BEGIN
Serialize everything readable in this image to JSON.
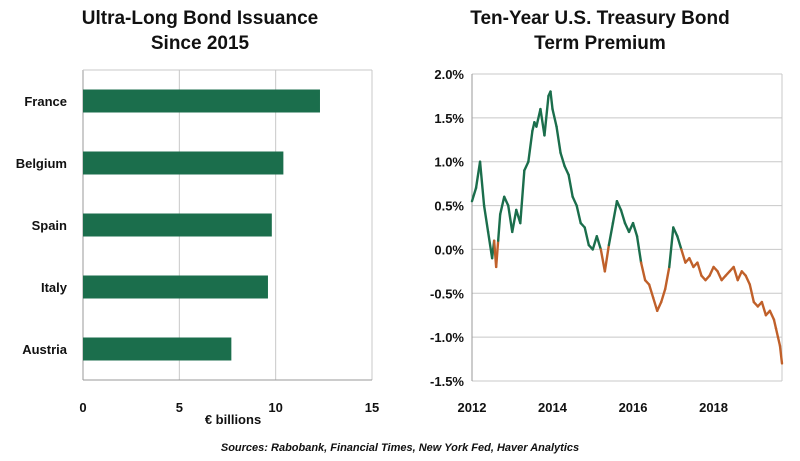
{
  "chart_data": [
    {
      "type": "bar",
      "orientation": "horizontal",
      "title": "Ultra-Long Bond Issuance",
      "title_line2": "Since 2015",
      "categories": [
        "France",
        "Belgium",
        "Spain",
        "Italy",
        "Austria"
      ],
      "values": [
        12.3,
        10.4,
        9.8,
        9.6,
        7.7
      ],
      "xlabel": "€ billions",
      "ylabel": "",
      "xlim": [
        0,
        15
      ],
      "xticks": [
        "0",
        "5",
        "10",
        "15"
      ],
      "grid": true,
      "colors": {
        "bar": "#1b6e4c",
        "grid": "#c8c8c8"
      }
    },
    {
      "type": "line",
      "title": "Ten-Year U.S. Treasury Bond",
      "title_line2": "Term Premium",
      "xlabel": "",
      "ylabel": "",
      "xlim": [
        2012,
        2019.7
      ],
      "ylim": [
        -1.5,
        2.0
      ],
      "xticks": [
        "2012",
        "2014",
        "2016",
        "2018"
      ],
      "yticks": [
        "2.0%",
        "1.5%",
        "1.0%",
        "0.5%",
        "0.0%",
        "-0.5%",
        "-1.0%",
        "-1.5%"
      ],
      "grid": true,
      "colors": {
        "positive": "#1b6e4c",
        "negative": "#c0602a",
        "grid": "#c8c8c8"
      },
      "series": [
        {
          "x": [
            2012.0,
            2012.1,
            2012.2,
            2012.3,
            2012.4,
            2012.5,
            2012.55,
            2012.6,
            2012.65,
            2012.7,
            2012.8,
            2012.9,
            2013.0,
            2013.1,
            2013.2,
            2013.3,
            2013.4,
            2013.5,
            2013.55,
            2013.6,
            2013.7,
            2013.8,
            2013.9,
            2013.95,
            2014.0,
            2014.1,
            2014.2,
            2014.3,
            2014.4,
            2014.5,
            2014.6,
            2014.7,
            2014.8,
            2014.9,
            2015.0,
            2015.1,
            2015.2,
            2015.3,
            2015.4,
            2015.5,
            2015.6,
            2015.7,
            2015.8,
            2015.9,
            2016.0,
            2016.1,
            2016.2,
            2016.3,
            2016.4,
            2016.5,
            2016.6,
            2016.7,
            2016.8,
            2016.9,
            2017.0,
            2017.1,
            2017.2,
            2017.3,
            2017.4,
            2017.5,
            2017.6,
            2017.7,
            2017.8,
            2017.9,
            2018.0,
            2018.1,
            2018.2,
            2018.3,
            2018.4,
            2018.5,
            2018.6,
            2018.7,
            2018.8,
            2018.9,
            2019.0,
            2019.1,
            2019.2,
            2019.3,
            2019.4,
            2019.5,
            2019.55,
            2019.6,
            2019.65,
            2019.7
          ],
          "values": [
            0.55,
            0.7,
            1.0,
            0.5,
            0.2,
            -0.1,
            0.1,
            -0.2,
            0.1,
            0.4,
            0.6,
            0.5,
            0.2,
            0.45,
            0.3,
            0.9,
            1.0,
            1.35,
            1.45,
            1.4,
            1.6,
            1.3,
            1.75,
            1.8,
            1.6,
            1.4,
            1.1,
            0.95,
            0.85,
            0.6,
            0.5,
            0.3,
            0.25,
            0.05,
            0.0,
            0.15,
            0.0,
            -0.25,
            0.05,
            0.3,
            0.55,
            0.45,
            0.3,
            0.2,
            0.3,
            0.15,
            -0.15,
            -0.35,
            -0.4,
            -0.55,
            -0.7,
            -0.6,
            -0.45,
            -0.2,
            0.25,
            0.15,
            0.0,
            -0.15,
            -0.1,
            -0.2,
            -0.15,
            -0.3,
            -0.35,
            -0.3,
            -0.2,
            -0.25,
            -0.35,
            -0.3,
            -0.25,
            -0.2,
            -0.35,
            -0.25,
            -0.3,
            -0.4,
            -0.6,
            -0.65,
            -0.6,
            -0.75,
            -0.7,
            -0.8,
            -0.9,
            -1.0,
            -1.1,
            -1.3
          ]
        }
      ]
    }
  ],
  "footer": {
    "sources": "Sources: Rabobank, Financial Times, New York Fed, Haver Analytics"
  }
}
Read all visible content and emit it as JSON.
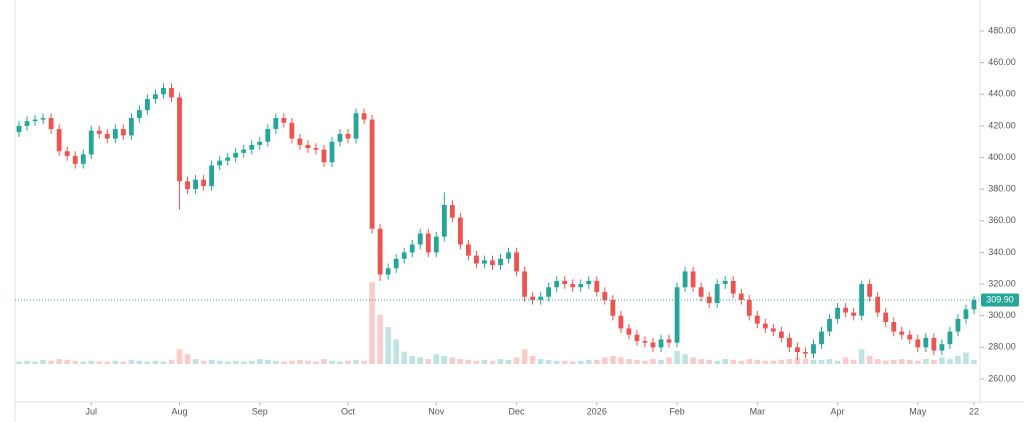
{
  "chart_data": {
    "type": "candlestick",
    "up_color": "#26a69a",
    "down_color": "#ef5350",
    "grid": false,
    "categories": [
      null,
      null,
      null,
      null,
      null,
      null,
      null,
      null,
      null,
      "Jul",
      null,
      null,
      null,
      null,
      null,
      null,
      null,
      null,
      null,
      null,
      "Aug",
      null,
      null,
      null,
      null,
      null,
      null,
      null,
      null,
      null,
      "Sep",
      null,
      null,
      null,
      null,
      null,
      null,
      null,
      null,
      null,
      null,
      "Oct",
      null,
      null,
      null,
      null,
      null,
      null,
      null,
      null,
      null,
      null,
      "Nov",
      null,
      null,
      null,
      null,
      null,
      null,
      null,
      null,
      null,
      "Dec",
      null,
      null,
      null,
      null,
      null,
      null,
      null,
      null,
      null,
      "2026",
      null,
      null,
      null,
      null,
      null,
      null,
      null,
      null,
      null,
      "Feb",
      null,
      null,
      null,
      null,
      null,
      null,
      null,
      null,
      null,
      "Mar",
      null,
      null,
      null,
      null,
      null,
      null,
      null,
      null,
      null,
      "Apr",
      null,
      null,
      null,
      null,
      null,
      null,
      null,
      null,
      null,
      "May",
      null,
      null,
      null,
      null,
      null,
      null,
      "22"
    ],
    "open": [
      416,
      420,
      423,
      424,
      425,
      418,
      404,
      401,
      396,
      402,
      417,
      415,
      412,
      418,
      414,
      425,
      430,
      437,
      440,
      444,
      438,
      385,
      380,
      386,
      382,
      395,
      398,
      400,
      403,
      405,
      408,
      410,
      418,
      425,
      422,
      412,
      408,
      406,
      405,
      397,
      410,
      415,
      412,
      428,
      424,
      355,
      326,
      330,
      336,
      340,
      345,
      352,
      340,
      350,
      370,
      362,
      345,
      338,
      333,
      335,
      332,
      336,
      340,
      328,
      312,
      310,
      312,
      318,
      322,
      320,
      318,
      320,
      322,
      315,
      310,
      300,
      292,
      288,
      284,
      283,
      280,
      285,
      283,
      318,
      328,
      318,
      312,
      308,
      320,
      322,
      314,
      310,
      300,
      295,
      292,
      290,
      286,
      280,
      277,
      276,
      282,
      290,
      298,
      305,
      302,
      300,
      320,
      312,
      302,
      296,
      290,
      288,
      285,
      280,
      286,
      278,
      282,
      290,
      298,
      304
    ],
    "high": [
      423,
      426,
      427,
      428,
      428,
      421,
      407,
      404,
      405,
      420,
      420,
      418,
      421,
      421,
      428,
      433,
      440,
      443,
      447,
      447,
      441,
      388,
      389,
      389,
      398,
      401,
      403,
      406,
      408,
      411,
      413,
      421,
      428,
      428,
      425,
      415,
      411,
      409,
      408,
      413,
      418,
      418,
      431,
      431,
      427,
      358,
      333,
      339,
      343,
      348,
      355,
      355,
      353,
      378,
      373,
      365,
      348,
      341,
      338,
      338,
      339,
      343,
      343,
      331,
      315,
      315,
      321,
      325,
      325,
      323,
      323,
      325,
      325,
      318,
      313,
      303,
      295,
      291,
      287,
      286,
      288,
      288,
      321,
      331,
      331,
      321,
      315,
      323,
      325,
      325,
      317,
      313,
      303,
      298,
      295,
      293,
      289,
      283,
      280,
      285,
      293,
      301,
      308,
      308,
      305,
      322,
      323,
      315,
      305,
      299,
      293,
      291,
      288,
      289,
      289,
      285,
      293,
      301,
      307,
      312
    ],
    "low": [
      413,
      417,
      420,
      421,
      415,
      401,
      398,
      393,
      393,
      399,
      412,
      409,
      409,
      411,
      411,
      422,
      427,
      434,
      437,
      435,
      367,
      377,
      377,
      379,
      379,
      392,
      395,
      397,
      400,
      402,
      405,
      407,
      415,
      419,
      409,
      405,
      403,
      402,
      394,
      394,
      407,
      409,
      409,
      421,
      352,
      322,
      323,
      327,
      333,
      337,
      342,
      337,
      337,
      347,
      359,
      342,
      335,
      330,
      330,
      329,
      329,
      333,
      325,
      309,
      307,
      307,
      309,
      315,
      317,
      315,
      315,
      317,
      312,
      307,
      297,
      289,
      285,
      281,
      280,
      277,
      277,
      280,
      280,
      315,
      315,
      309,
      305,
      305,
      317,
      311,
      307,
      297,
      292,
      289,
      287,
      283,
      277,
      272,
      273,
      273,
      279,
      287,
      295,
      299,
      297,
      297,
      309,
      299,
      293,
      287,
      285,
      282,
      277,
      277,
      275,
      275,
      279,
      287,
      295,
      301
    ],
    "close": [
      420,
      423,
      424,
      425,
      418,
      404,
      401,
      396,
      402,
      417,
      415,
      412,
      418,
      414,
      425,
      430,
      437,
      440,
      444,
      438,
      385,
      380,
      386,
      382,
      395,
      398,
      400,
      403,
      405,
      408,
      410,
      418,
      425,
      422,
      412,
      408,
      406,
      405,
      397,
      410,
      415,
      412,
      428,
      424,
      355,
      326,
      330,
      336,
      340,
      345,
      352,
      340,
      350,
      370,
      362,
      345,
      338,
      333,
      335,
      332,
      336,
      340,
      328,
      312,
      310,
      312,
      318,
      322,
      320,
      318,
      320,
      322,
      315,
      310,
      300,
      292,
      288,
      284,
      283,
      280,
      285,
      283,
      318,
      328,
      318,
      312,
      308,
      320,
      322,
      314,
      310,
      300,
      295,
      292,
      290,
      286,
      280,
      277,
      276,
      282,
      290,
      298,
      305,
      302,
      300,
      320,
      312,
      302,
      296,
      290,
      288,
      285,
      280,
      286,
      278,
      282,
      290,
      298,
      304,
      309.9
    ],
    "volume": [
      3,
      4,
      3,
      5,
      4,
      6,
      5,
      4,
      3,
      4,
      3,
      3,
      4,
      3,
      5,
      4,
      3,
      4,
      3,
      5,
      18,
      12,
      6,
      4,
      5,
      4,
      3,
      4,
      3,
      4,
      6,
      5,
      4,
      3,
      4,
      5,
      4,
      3,
      6,
      4,
      3,
      4,
      5,
      4,
      100,
      60,
      45,
      30,
      15,
      10,
      8,
      6,
      12,
      10,
      8,
      6,
      5,
      4,
      5,
      4,
      6,
      5,
      8,
      18,
      10,
      6,
      5,
      4,
      4,
      3,
      4,
      5,
      5,
      8,
      10,
      8,
      6,
      5,
      4,
      6,
      5,
      8,
      16,
      12,
      8,
      6,
      5,
      4,
      6,
      5,
      4,
      6,
      5,
      4,
      4,
      5,
      6,
      8,
      6,
      5,
      5,
      6,
      4,
      8,
      5,
      18,
      10,
      6,
      4,
      5,
      6,
      5,
      4,
      6,
      5,
      8,
      6,
      10,
      14,
      5
    ],
    "ylim": [
      250,
      490
    ],
    "yticks": [
      {
        "value": 260,
        "label": "260.00"
      },
      {
        "value": 280,
        "label": "280.00"
      },
      {
        "value": 300,
        "label": "300.00"
      },
      {
        "value": 320,
        "label": "320.00"
      },
      {
        "value": 340,
        "label": "340.00"
      },
      {
        "value": 360,
        "label": "360.00"
      },
      {
        "value": 380,
        "label": "380.00"
      },
      {
        "value": 400,
        "label": "400.00"
      },
      {
        "value": 420,
        "label": "420.00"
      },
      {
        "value": 440,
        "label": "440.00"
      },
      {
        "value": 460,
        "label": "460.00"
      },
      {
        "value": 480,
        "label": "480.00"
      }
    ],
    "last_price": {
      "value": 309.9,
      "label": "309.90"
    }
  }
}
END
Scan the entries above for the word "JSON" and collect each line holding it.

Serialize everything readable in this image to JSON.
Read all visible content and emit it as JSON.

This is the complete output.